_Written request_. Only the pictures are to be left out; set down the rest of the records exactly.

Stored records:
%%
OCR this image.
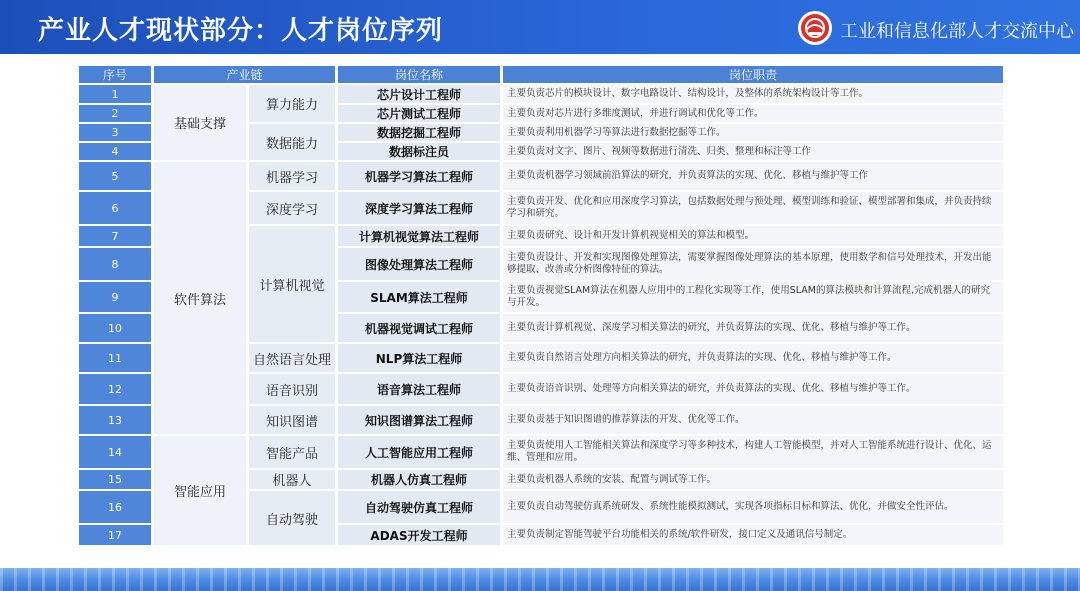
产业人才现状部分：人才岗位序列	工业和信息化部人才交流中心
序号	产业链		岗位名称	岗位职责
1	基础支撑	算力能力	芯片设计工程师	主要负责芯片的模块设计、数字电路设计、结构设计，及整体的系统架构设计等工作。
2			芯片测试工程师	主要负责对芯片进行多维度测试，并进行调试和优化等工作。
3		数据能力	数据挖掘工程师	主要负责利用机器学习等算法进行数据挖掘等工作。
4			数据标注员	主要负责对文字、图片、视频等数据进行清洗、归类、整理和标注等工作
5	软件算法	机器学习	机器学习算法工程师	主要负责机器学习领域前沿算法的研究，并负责算法的实现、优化、移植与维护等工作
6		深度学习	深度学习算法工程师	主要负责开发、优化和应用深度学习算法，包括数据处理与预处理、模型训练和验证、模型部署和集成，并负责持续学习和研究。
7		计算机视觉	计算机视觉算法工程师	主要负责研究、设计和开发计算机视觉相关的算法和模型。
8			图像处理算法工程师	主要负责设计、开发和实现图像处理算法，需要掌握图像处理算法的基本原理，使用数学和信号处理技术，开发出能够提取、改善或分析图像特征的算法。
9			SLAM算法工程师	主要负责视觉SLAM算法在机器人应用中的工程化实现等工作，使用SLAM的算法模块和计算流程,完成机器人的研究与开发。
10			机器视觉调试工程师	主要负责计算机视觉、深度学习相关算法的研究，并负责算法的实现、优化、移植与维护等工作。
11		自然语言处理	NLP算法工程师	主要负责自然语言处理方向相关算法的研究，并负责算法的实现、优化、移植与维护等工作。
12		语音识别	语音算法工程师	主要负责语音识别、处理等方向相关算法的研究，并负责算法的实现、优化、移植与维护等工作。
13		知识图谱	知识图谱算法工程师	主要负责基于知识图谱的推荐算法的开发、优化等工作。
14	智能应用	智能产品	人工智能应用工程师	主要负责使用人工智能相关算法和深度学习等多种技术，构建人工智能模型，并对人工智能系统进行设计、优化、运维、管理和应用。
15		机器人	机器人仿真工程师	主要负责机器人系统的安装、配置与调试等工作。
16		自动驾驶	自动驾驶仿真工程师	主要负责自动驾驶仿真系统研发、系统性能模拟测试，实现各项指标目标和算法、优化，并做安全性评估。
17			ADAS开发工程师	主要负责制定智能驾驶平台功能相关的系统/软件研发，接口定义及通讯信号制定。
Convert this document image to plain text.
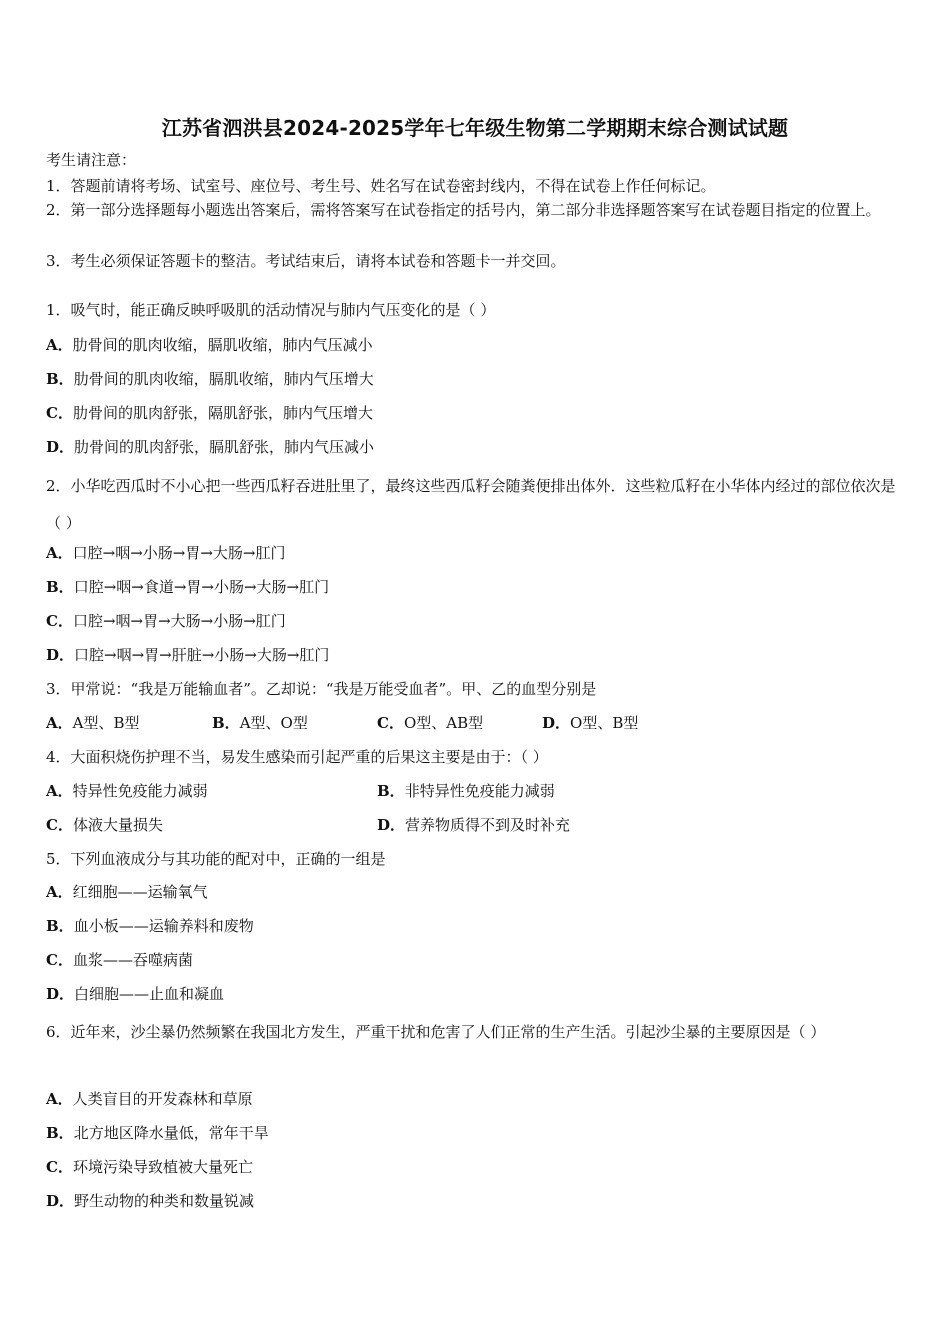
江苏省泗洪县2024-2025学年七年级生物第二学期期末综合测试试题
考生请注意：
1．答题前请将考场、试室号、座位号、考生号、姓名写在试卷密封线内，不得在试卷上作任何标记。
2．第一部分选择题每小题选出答案后，需将答案写在试卷指定的括号内，第二部分非选择题答案写在试卷题目指定的位置上。
3．考生必须保证答题卡的整洁。考试结束后，请将本试卷和答题卡一并交回。
1．吸气时，能正确反映呼吸肌的活动情况与肺内气压变化的是（ ）
A．肋骨间的肌肉收缩，膈肌收缩，肺内气压减小
B．肋骨间的肌肉收缩，膈肌收缩，肺内气压增大
C．肋骨间的肌肉舒张，隔肌舒张，肺内气压增大
D．肋骨间的肌肉舒张，膈肌舒张，肺内气压减小
2．小华吃西瓜时不小心把一些西瓜籽吞进肚里了，最终这些西瓜籽会随粪便排出体外．这些粒瓜籽在小华体内经过的部位依次是（ ）
A．口腔→咽→小肠→胃→大肠→肛门
B．口腔→咽→食道→胃→小肠→大肠→肛门
C．口腔→咽→胃→大肠→小肠→肛门
D．口腔→咽→胃→肝脏→小肠→大肠→肛门
3．甲常说：“我是万能输血者”。乙却说：“我是万能受血者”。甲、乙的血型分别是
A．A型、B型	B．A型、O型	C．O型、AB型	D．O型、B型
4．大面积烧伤护理不当，易发生感染而引起严重的后果这主要是由于：（ ）
A．特异性免疫能力减弱	B．非特异性免疫能力减弱
C．体液大量损失	D．营养物质得不到及时补充
5．下列血液成分与其功能的配对中，正确的一组是
A．红细胞——运输氧气
B．血小板——运输养料和废物
C．血浆——吞噬病菌
D．白细胞——止血和凝血
6．近年来，沙尘暴仍然频繁在我国北方发生，严重干扰和危害了人们正常的生产生活。引起沙尘暴的主要原因是（ ）
A．人类盲目的开发森林和草原
B．北方地区降水量低，常年干旱
C．环境污染导致植被大量死亡
D．野生动物的种类和数量锐减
%%
_Solved problem_.
OCR this image.
产业人才现状部分：人才岗位序列	工业和信息化部人才交流中心
序号	产业链		岗位名称	岗位职责
1	基础支撑	算力能力	芯片设计工程师	主要负责芯片的模块设计、数字电路设计、结构设计，及整体的系统架构设计等工作。
2			芯片测试工程师	主要负责对芯片进行多维度测试，并进行调试和优化等工作。
3		数据能力	数据挖掘工程师	主要负责利用机器学习等算法进行数据挖掘等工作。
4			数据标注员	主要负责对文字、图片、视频等数据进行清洗、归类、整理和标注等工作
5	软件算法	机器学习	机器学习算法工程师	主要负责机器学习领域前沿算法的研究，并负责算法的实现、优化、移植与维护等工作
6		深度学习	深度学习算法工程师	主要负责开发、优化和应用深度学习算法，包括数据处理与预处理、模型训练和验证、模型部署和集成，并负责持续学习和研究。
7		计算机视觉	计算机视觉算法工程师	主要负责研究、设计和开发计算机视觉相关的算法和模型。
8			图像处理算法工程师	主要负责设计、开发和实现图像处理算法，需要掌握图像处理算法的基本原理，使用数学和信号处理技术，开发出能够提取、改善或分析图像特征的算法。
9			SLAM算法工程师	主要负责视觉SLAM算法在机器人应用中的工程化实现等工作，使用SLAM的算法模块和计算流程,完成机器人的研究与开发。
10			机器视觉调试工程师	主要负责计算机视觉、深度学习相关算法的研究，并负责算法的实现、优化、移植与维护等工作。
11		自然语言处理	NLP算法工程师	主要负责自然语言处理方向相关算法的研究，并负责算法的实现、优化、移植与维护等工作。
12		语音识别	语音算法工程师	主要负责语音识别、处理等方向相关算法的研究，并负责算法的实现、优化、移植与维护等工作。
13		知识图谱	知识图谱算法工程师	主要负责基于知识图谱的推荐算法的开发、优化等工作。
14	智能应用	智能产品	人工智能应用工程师	主要负责使用人工智能相关算法和深度学习等多种技术，构建人工智能模型，并对人工智能系统进行设计、优化、运维、管理和应用。
15		机器人	机器人仿真工程师	主要负责机器人系统的安装、配置与调试等工作。
16		自动驾驶	自动驾驶仿真工程师	主要负责自动驾驶仿真系统研发、系统性能模拟测试，实现各项指标目标和算法、优化，并做安全性评估。
17			ADAS开发工程师	主要负责制定智能驾驶平台功能相关的系统/软件研发，接口定义及通讯信号制定。
Convert this document image to plain text.
江苏省泗洪县2024-2025学年七年级生物第二学期期末综合测试试题
考生请注意：
1．答题前请将考场、试室号、座位号、考生号、姓名写在试卷密封线内，不得在试卷上作任何标记。
2．第一部分选择题每小题选出答案后，需将答案写在试卷指定的括号内，第二部分非选择题答案写在试卷题目指定的位置上。
3．考生必须保证答题卡的整洁。考试结束后，请将本试卷和答题卡一并交回。
1．吸气时，能正确反映呼吸肌的活动情况与肺内气压变化的是（ ）
A．肋骨间的肌肉收缩，膈肌收缩，肺内气压减小
B．肋骨间的肌肉收缩，膈肌收缩，肺内气压增大
C．肋骨间的肌肉舒张，隔肌舒张，肺内气压增大
D．肋骨间的肌肉舒张，膈肌舒张，肺内气压减小
2．小华吃西瓜时不小心把一些西瓜籽吞进肚里了，最终这些西瓜籽会随粪便排出体外．这些粒瓜籽在小华体内经过的部位依次是（ ）
A．口腔→咽→小肠→胃→大肠→肛门
B．口腔→咽→食道→胃→小肠→大肠→肛门
C．口腔→咽→胃→大肠→小肠→肛门
D．口腔→咽→胃→肝脏→小肠→大肠→肛门
3．甲常说：“我是万能输血者”。乙却说：“我是万能受血者”。甲、乙的血型分别是
A．A型、B型	B．A型、O型	C．O型、AB型	D．O型、B型
4．大面积烧伤护理不当，易发生感染而引起严重的后果这主要是由于：（ ）
A．特异性免疫能力减弱	B．非特异性免疫能力减弱
C．体液大量损失	D．营养物质得不到及时补充
5．下列血液成分与其功能的配对中，正确的一组是
A．红细胞——运输氧气
B．血小板——运输养料和废物
C．血浆——吞噬病菌
D．白细胞——止血和凝血
6．近年来，沙尘暴仍然频繁在我国北方发生，严重干扰和危害了人们正常的生产生活。引起沙尘暴的主要原因是（ ）
A．人类盲目的开发森林和草原
B．北方地区降水量低，常年干旱
C．环境污染导致植被大量死亡
D．野生动物的种类和数量锐减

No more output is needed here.